» **Objective**:
Retype the material in full, keeping every word the same.

» **Record set**:
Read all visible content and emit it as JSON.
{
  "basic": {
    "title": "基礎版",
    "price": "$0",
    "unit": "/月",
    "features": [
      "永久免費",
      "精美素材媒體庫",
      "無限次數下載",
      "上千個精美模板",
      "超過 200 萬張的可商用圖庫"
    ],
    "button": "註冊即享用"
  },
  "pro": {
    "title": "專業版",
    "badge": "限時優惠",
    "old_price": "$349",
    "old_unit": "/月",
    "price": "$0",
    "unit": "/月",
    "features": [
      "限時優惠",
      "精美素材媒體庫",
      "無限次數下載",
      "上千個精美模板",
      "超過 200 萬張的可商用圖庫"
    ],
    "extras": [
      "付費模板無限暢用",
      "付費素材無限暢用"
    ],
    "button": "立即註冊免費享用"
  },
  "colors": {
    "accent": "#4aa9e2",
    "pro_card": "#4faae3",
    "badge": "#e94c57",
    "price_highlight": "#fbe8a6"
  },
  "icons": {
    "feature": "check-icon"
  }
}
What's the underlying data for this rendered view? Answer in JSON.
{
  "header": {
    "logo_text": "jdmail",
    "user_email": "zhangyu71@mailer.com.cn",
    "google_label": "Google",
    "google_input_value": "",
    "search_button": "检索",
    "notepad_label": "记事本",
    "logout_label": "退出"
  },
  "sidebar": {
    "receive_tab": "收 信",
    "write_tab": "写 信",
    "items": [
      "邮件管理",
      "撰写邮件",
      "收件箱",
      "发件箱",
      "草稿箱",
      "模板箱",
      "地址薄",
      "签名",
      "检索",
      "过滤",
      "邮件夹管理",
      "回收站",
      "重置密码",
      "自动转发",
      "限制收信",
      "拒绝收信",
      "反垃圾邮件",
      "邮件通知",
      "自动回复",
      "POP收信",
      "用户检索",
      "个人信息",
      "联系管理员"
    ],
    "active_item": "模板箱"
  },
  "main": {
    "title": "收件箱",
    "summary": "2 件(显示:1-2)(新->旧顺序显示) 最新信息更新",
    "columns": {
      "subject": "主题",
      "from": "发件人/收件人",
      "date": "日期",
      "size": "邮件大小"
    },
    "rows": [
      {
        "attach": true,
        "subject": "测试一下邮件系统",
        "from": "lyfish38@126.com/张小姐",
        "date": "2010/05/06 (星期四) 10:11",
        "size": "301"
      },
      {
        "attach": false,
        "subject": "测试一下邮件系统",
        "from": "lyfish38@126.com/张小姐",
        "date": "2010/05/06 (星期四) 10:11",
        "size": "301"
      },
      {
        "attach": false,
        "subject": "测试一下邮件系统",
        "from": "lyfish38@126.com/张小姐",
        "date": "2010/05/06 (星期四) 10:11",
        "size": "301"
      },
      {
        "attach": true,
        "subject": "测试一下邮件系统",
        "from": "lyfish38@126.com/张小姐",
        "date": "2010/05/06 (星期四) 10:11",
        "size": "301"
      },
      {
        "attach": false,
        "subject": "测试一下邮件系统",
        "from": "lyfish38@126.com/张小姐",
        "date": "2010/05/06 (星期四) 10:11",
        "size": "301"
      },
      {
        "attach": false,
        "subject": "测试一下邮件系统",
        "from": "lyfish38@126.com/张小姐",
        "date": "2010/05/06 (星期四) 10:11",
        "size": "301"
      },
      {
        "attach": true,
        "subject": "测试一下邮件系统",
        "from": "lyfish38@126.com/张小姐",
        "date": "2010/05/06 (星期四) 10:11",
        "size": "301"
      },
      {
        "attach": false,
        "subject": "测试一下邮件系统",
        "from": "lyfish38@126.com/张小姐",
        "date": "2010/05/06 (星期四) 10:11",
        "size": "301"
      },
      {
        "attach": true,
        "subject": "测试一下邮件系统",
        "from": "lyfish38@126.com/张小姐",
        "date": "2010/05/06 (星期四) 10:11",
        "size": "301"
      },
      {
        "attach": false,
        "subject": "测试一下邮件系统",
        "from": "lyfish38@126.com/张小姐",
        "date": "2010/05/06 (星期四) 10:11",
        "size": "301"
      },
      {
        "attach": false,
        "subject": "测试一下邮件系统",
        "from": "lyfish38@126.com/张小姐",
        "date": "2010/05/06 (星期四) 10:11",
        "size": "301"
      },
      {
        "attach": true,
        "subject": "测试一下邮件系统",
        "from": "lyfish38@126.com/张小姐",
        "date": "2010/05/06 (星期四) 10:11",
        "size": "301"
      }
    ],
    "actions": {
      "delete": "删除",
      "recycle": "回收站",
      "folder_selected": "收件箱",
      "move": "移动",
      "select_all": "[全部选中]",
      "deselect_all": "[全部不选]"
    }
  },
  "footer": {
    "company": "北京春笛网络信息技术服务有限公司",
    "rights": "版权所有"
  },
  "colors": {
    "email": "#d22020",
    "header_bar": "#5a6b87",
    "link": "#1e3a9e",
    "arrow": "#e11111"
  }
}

» **Exercise response**:
Read all visible content and emit it as JSON.
{
  "basic": {
    "title": "基礎版",
    "price": "$0",
    "unit": "/月",
    "features": [
      "永久免費",
      "精美素材媒體庫",
      "無限次數下載",
      "上千個精美模板",
      "超過 200 萬張的可商用圖庫"
    ],
    "button": "註冊即享用"
  },
  "pro": {
    "title": "專業版",
    "badge": "限時優惠",
    "old_price": "$349",
    "old_unit": "/月",
    "price": "$0",
    "unit": "/月",
    "features": [
      "限時優惠",
      "精美素材媒體庫",
      "無限次數下載",
      "上千個精美模板",
      "超過 200 萬張的可商用圖庫"
    ],
    "extras": [
      "付費模板無限暢用",
      "付費素材無限暢用"
    ],
    "button": "立即註冊免費享用"
  },
  "colors": {
    "accent": "#4aa9e2",
    "pro_card": "#4faae3",
    "badge": "#e94c57",
    "price_highlight": "#fbe8a6"
  },
  "icons": {
    "feature": "check-icon"
  }
}
What's the underlying data for this rendered view? Answer in JSON.
{
  "header": {
    "logo_text": "jdmail",
    "user_email": "zhangyu71@mailer.com.cn",
    "google_label": "Google",
    "google_input_value": "",
    "search_button": "检索",
    "notepad_label": "记事本",
    "logout_label": "退出"
  },
  "sidebar": {
    "receive_tab": "收 信",
    "write_tab": "写 信",
    "items": [
      "邮件管理",
      "撰写邮件",
      "收件箱",
      "发件箱",
      "草稿箱",
      "模板箱",
      "地址薄",
      "签名",
      "检索",
      "过滤",
      "邮件夹管理",
      "回收站",
      "重置密码",
      "自动转发",
      "限制收信",
      "拒绝收信",
      "反垃圾邮件",
      "邮件通知",
      "自动回复",
      "POP收信",
      "用户检索",
      "个人信息",
      "联系管理员"
    ],
    "active_item": "模板箱"
  },
  "main": {
    "title": "收件箱",
    "summary": "2 件(显示:1-2)(新->旧顺序显示) 最新信息更新",
    "columns": {
      "subject": "主题",
      "from": "发件人/收件人",
      "date": "日期",
      "size": "邮件大小"
    },
    "rows": [
      {
        "attach": true,
        "subject": "测试一下邮件系统",
        "from": "lyfish38@126.com/张小姐",
        "date": "2010/05/06 (星期四) 10:11",
        "size": "301"
      },
      {
        "attach": false,
        "subject": "测试一下邮件系统",
        "from": "lyfish38@126.com/张小姐",
        "date": "2010/05/06 (星期四) 10:11",
        "size": "301"
      },
      {
        "attach": false,
        "subject": "测试一下邮件系统",
        "from": "lyfish38@126.com/张小姐",
        "date": "2010/05/06 (星期四) 10:11",
        "size": "301"
      },
      {
        "attach": true,
        "subject": "测试一下邮件系统",
        "from": "lyfish38@126.com/张小姐",
        "date": "2010/05/06 (星期四) 10:11",
        "size": "301"
      },
      {
        "attach": false,
        "subject": "测试一下邮件系统",
        "from": "lyfish38@126.com/张小姐",
        "date": "2010/05/06 (星期四) 10:11",
        "size": "301"
      },
      {
        "attach": false,
        "subject": "测试一下邮件系统",
        "from": "lyfish38@126.com/张小姐",
        "date": "2010/05/06 (星期四) 10:11",
        "size": "301"
      },
      {
        "attach": true,
        "subject": "测试一下邮件系统",
        "from": "lyfish38@126.com/张小姐",
        "date": "2010/05/06 (星期四) 10:11",
        "size": "301"
      },
      {
        "attach": false,
        "subject": "测试一下邮件系统",
        "from": "lyfish38@126.com/张小姐",
        "date": "2010/05/06 (星期四) 10:11",
        "size": "301"
      },
      {
        "attach": true,
        "subject": "测试一下邮件系统",
        "from": "lyfish38@126.com/张小姐",
        "date": "2010/05/06 (星期四) 10:11",
        "size": "301"
      },
      {
        "attach": false,
        "subject": "测试一下邮件系统",
        "from": "lyfish38@126.com/张小姐",
        "date": "2010/05/06 (星期四) 10:11",
        "size": "301"
      },
      {
        "attach": false,
        "subject": "测试一下邮件系统",
        "from": "lyfish38@126.com/张小姐",
        "date": "2010/05/06 (星期四) 10:11",
        "size": "301"
      },
      {
        "attach": true,
        "subject": "测试一下邮件系统",
        "from": "lyfish38@126.com/张小姐",
        "date": "2010/05/06 (星期四) 10:11",
        "size": "301"
      }
    ],
    "actions": {
      "delete": "删除",
      "recycle": "回收站",
      "folder_selected": "收件箱",
      "move": "移动",
      "select_all": "[全部选中]",
      "deselect_all": "[全部不选]"
    }
  },
  "footer": {
    "company": "北京春笛网络信息技术服务有限公司",
    "rights": "版权所有"
  },
  "colors": {
    "email": "#d22020",
    "header_bar": "#5a6b87",
    "link": "#1e3a9e",
    "arrow": "#e11111"
  }
}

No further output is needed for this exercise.